▶ **DIRECTION**:
Format the material as a numbered list, starting at its first line and ending at the line containing "day-header-sunday: Sunday [21, 81, 128, 106]", and leave out any blank lines.

▶ **RECORDS FOR THE EXERCISE**:
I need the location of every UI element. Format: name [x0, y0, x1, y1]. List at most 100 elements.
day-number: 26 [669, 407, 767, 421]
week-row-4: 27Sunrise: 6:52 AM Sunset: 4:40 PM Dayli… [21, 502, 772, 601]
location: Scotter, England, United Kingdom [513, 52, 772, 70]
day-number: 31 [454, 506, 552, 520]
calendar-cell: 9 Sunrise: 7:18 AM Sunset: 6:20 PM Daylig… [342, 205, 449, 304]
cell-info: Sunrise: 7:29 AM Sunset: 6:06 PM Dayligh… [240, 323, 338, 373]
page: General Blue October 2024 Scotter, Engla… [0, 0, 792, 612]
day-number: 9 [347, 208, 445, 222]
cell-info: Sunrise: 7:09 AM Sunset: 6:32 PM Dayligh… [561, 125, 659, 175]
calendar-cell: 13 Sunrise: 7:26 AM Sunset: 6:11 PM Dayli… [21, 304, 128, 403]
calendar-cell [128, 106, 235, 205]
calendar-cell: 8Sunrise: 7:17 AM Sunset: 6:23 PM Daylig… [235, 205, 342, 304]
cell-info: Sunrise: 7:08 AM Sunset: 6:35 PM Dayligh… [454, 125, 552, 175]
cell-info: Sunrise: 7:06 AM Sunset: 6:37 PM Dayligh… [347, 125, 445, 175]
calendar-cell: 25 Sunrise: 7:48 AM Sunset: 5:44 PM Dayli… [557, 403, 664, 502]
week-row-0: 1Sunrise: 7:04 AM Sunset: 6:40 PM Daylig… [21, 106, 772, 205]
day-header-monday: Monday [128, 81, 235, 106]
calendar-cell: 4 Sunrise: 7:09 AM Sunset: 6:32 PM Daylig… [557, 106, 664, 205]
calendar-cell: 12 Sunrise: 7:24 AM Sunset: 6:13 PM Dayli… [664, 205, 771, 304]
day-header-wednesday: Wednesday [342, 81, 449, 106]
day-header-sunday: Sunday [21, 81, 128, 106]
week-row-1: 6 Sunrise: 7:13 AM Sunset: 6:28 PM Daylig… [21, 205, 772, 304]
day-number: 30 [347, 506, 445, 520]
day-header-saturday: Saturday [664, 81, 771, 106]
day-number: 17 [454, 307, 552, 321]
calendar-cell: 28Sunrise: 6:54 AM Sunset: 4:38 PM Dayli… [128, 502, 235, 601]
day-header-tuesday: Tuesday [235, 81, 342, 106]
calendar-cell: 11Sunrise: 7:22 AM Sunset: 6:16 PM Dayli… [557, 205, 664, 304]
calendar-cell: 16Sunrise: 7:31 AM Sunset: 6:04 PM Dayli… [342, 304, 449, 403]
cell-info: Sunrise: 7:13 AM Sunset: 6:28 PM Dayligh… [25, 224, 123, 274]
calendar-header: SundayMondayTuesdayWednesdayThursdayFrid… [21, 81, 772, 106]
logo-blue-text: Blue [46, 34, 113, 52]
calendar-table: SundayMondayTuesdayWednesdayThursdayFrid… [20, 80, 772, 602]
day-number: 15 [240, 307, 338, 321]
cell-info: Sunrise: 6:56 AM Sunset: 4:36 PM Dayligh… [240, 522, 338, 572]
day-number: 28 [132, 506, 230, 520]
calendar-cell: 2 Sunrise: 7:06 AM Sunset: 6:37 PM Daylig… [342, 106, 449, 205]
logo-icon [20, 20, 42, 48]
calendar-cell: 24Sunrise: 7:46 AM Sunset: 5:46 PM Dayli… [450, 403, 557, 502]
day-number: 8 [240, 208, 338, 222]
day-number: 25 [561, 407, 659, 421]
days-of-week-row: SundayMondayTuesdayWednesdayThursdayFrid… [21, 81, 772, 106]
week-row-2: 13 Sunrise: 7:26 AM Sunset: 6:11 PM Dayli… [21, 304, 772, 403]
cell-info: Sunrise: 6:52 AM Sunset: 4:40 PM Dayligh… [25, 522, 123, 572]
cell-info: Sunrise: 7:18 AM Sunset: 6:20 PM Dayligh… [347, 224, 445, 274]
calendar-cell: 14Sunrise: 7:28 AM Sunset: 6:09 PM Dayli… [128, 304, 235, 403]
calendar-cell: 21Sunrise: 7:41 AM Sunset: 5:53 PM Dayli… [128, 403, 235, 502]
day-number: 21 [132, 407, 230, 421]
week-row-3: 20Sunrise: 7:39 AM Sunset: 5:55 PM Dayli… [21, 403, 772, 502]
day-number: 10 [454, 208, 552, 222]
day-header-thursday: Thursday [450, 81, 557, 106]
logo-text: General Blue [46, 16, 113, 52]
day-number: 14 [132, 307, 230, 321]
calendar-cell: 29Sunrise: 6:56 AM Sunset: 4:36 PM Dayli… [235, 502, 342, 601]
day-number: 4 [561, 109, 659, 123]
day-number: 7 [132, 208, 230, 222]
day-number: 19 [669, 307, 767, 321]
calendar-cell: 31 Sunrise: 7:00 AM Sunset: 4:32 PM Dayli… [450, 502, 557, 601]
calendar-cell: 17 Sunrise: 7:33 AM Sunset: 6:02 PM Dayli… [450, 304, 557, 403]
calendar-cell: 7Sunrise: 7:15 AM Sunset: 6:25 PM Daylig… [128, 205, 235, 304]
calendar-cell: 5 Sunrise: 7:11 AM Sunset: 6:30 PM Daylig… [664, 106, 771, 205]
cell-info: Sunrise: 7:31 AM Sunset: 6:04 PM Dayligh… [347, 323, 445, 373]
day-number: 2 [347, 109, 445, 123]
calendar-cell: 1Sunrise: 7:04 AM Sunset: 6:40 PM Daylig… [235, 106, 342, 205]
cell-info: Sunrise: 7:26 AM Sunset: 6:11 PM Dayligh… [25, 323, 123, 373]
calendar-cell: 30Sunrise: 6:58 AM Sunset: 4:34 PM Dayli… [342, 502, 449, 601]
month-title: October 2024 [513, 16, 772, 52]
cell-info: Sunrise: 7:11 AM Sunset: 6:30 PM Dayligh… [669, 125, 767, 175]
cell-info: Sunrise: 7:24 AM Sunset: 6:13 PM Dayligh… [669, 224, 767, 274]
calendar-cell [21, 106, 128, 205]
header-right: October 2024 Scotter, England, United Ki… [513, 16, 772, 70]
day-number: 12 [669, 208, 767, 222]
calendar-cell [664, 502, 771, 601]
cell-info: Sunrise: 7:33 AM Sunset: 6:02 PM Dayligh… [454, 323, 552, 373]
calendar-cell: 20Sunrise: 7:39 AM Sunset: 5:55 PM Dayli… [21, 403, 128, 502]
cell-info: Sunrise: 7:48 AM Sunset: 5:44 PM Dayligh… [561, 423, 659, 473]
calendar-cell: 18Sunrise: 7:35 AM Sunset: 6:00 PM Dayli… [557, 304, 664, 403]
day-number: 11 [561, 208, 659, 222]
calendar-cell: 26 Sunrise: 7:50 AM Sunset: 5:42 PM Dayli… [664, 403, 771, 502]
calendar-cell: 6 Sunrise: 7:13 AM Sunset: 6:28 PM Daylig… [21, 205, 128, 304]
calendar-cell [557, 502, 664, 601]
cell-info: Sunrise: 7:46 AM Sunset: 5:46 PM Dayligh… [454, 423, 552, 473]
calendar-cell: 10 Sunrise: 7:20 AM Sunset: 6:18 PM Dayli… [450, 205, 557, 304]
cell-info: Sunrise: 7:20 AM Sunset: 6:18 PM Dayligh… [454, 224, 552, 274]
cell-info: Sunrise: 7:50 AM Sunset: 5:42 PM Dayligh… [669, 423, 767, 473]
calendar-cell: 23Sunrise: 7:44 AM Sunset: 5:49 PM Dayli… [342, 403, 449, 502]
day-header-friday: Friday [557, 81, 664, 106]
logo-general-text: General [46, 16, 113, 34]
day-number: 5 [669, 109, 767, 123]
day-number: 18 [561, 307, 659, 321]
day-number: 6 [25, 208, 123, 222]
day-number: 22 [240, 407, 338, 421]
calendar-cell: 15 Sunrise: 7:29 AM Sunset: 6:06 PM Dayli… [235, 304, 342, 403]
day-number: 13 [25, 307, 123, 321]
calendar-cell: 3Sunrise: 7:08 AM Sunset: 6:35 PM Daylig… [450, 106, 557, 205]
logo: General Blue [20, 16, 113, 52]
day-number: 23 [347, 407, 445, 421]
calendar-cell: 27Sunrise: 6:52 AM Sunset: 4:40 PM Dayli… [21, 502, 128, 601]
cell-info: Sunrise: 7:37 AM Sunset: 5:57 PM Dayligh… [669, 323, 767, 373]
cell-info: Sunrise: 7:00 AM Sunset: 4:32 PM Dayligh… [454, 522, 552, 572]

▶ **SOLUTION BELOW**:
1. I need the location of every UI element. Format: name [x0, y0, x1, y1]. List at most 100 elements.
2. day-number: 26 [669, 407, 767, 421]
3. week-row-4: 27Sunrise: 6:52 AM Sunset: 4:40 PM Dayli… [21, 502, 772, 601]
4. location: Scotter, England, United Kingdom [513, 52, 772, 70]
5. day-number: 31 [454, 506, 552, 520]
6. calendar-cell: 9 Sunrise: 7:18 AM Sunset: 6:20 PM Daylig… [342, 205, 449, 304]
7. cell-info: Sunrise: 7:29 AM Sunset: 6:06 PM Dayligh… [240, 323, 338, 373]
8. page: General Blue October 2024 Scotter, Engla… [0, 0, 792, 612]
9. day-number: 9 [347, 208, 445, 222]
10. cell-info: Sunrise: 7:09 AM Sunset: 6:32 PM Dayligh… [561, 125, 659, 175]
11. calendar-cell: 13 Sunrise: 7:26 AM Sunset: 6:11 PM Dayli… [21, 304, 128, 403]
12. calendar-cell [128, 106, 235, 205]
13. calendar-cell: 8Sunrise: 7:17 AM Sunset: 6:23 PM Daylig… [235, 205, 342, 304]
14. cell-info: Sunrise: 7:08 AM Sunset: 6:35 PM Dayligh… [454, 125, 552, 175]
15. cell-info: Sunrise: 7:06 AM Sunset: 6:37 PM Dayligh… [347, 125, 445, 175]
16. calendar-cell: 25 Sunrise: 7:48 AM Sunset: 5:44 PM Dayli… [557, 403, 664, 502]
17. week-row-0: 1Sunrise: 7:04 AM Sunset: 6:40 PM Daylig… [21, 106, 772, 205]
18. day-header-monday: Monday [128, 81, 235, 106]
19. calendar-cell: 4 Sunrise: 7:09 AM Sunset: 6:32 PM Daylig… [557, 106, 664, 205]
20. calendar-cell: 12 Sunrise: 7:24 AM Sunset: 6:13 PM Dayli… [664, 205, 771, 304]
21. day-header-wednesday: Wednesday [342, 81, 449, 106]
22. day-header-sunday: Sunday [21, 81, 128, 106]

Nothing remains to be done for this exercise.